- **WHAT TO PRODUCE**: Where does the string "ACTION" appear in the records? Copy every line that contains it.

=== SUPPLIED RECORDS ===

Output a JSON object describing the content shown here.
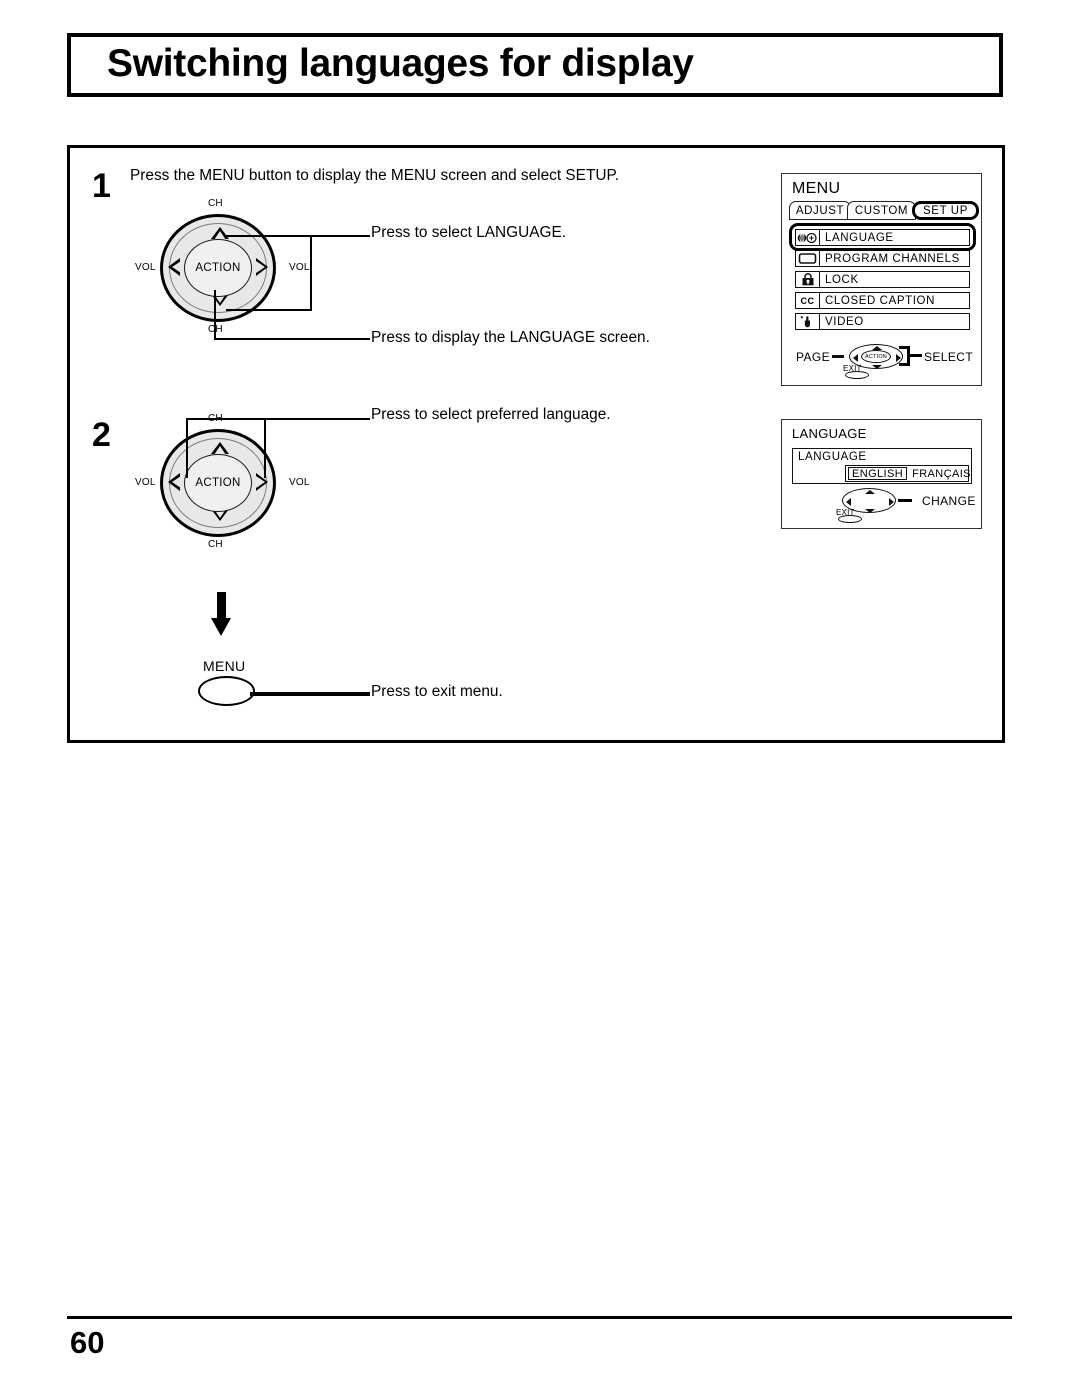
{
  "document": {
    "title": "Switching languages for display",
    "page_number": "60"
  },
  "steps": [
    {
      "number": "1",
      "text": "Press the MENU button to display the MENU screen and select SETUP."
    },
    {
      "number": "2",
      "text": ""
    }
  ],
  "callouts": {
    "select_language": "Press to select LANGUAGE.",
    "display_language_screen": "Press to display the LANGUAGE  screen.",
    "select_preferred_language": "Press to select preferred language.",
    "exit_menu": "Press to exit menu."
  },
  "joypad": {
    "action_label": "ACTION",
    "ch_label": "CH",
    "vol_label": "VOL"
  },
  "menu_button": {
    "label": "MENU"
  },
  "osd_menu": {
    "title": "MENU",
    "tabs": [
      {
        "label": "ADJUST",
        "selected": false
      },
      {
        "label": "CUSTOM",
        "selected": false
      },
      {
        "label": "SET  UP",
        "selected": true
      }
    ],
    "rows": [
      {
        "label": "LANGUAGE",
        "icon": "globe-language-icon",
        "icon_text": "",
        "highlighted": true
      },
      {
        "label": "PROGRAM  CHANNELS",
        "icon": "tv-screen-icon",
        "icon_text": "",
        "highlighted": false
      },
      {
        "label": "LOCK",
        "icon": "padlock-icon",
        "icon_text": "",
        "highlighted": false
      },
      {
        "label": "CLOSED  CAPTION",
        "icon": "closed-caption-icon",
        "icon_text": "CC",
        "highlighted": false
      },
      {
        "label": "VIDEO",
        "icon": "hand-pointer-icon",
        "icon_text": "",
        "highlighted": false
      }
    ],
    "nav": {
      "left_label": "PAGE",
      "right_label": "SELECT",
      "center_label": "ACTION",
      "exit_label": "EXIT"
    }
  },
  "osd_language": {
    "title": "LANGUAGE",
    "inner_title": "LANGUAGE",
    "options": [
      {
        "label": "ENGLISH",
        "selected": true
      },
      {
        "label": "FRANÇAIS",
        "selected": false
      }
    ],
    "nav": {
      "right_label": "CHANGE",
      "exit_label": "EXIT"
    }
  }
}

===

- **SOLVED EXERCISE**:
    "action_label": "ACTION",
      "center_label": "ACTION",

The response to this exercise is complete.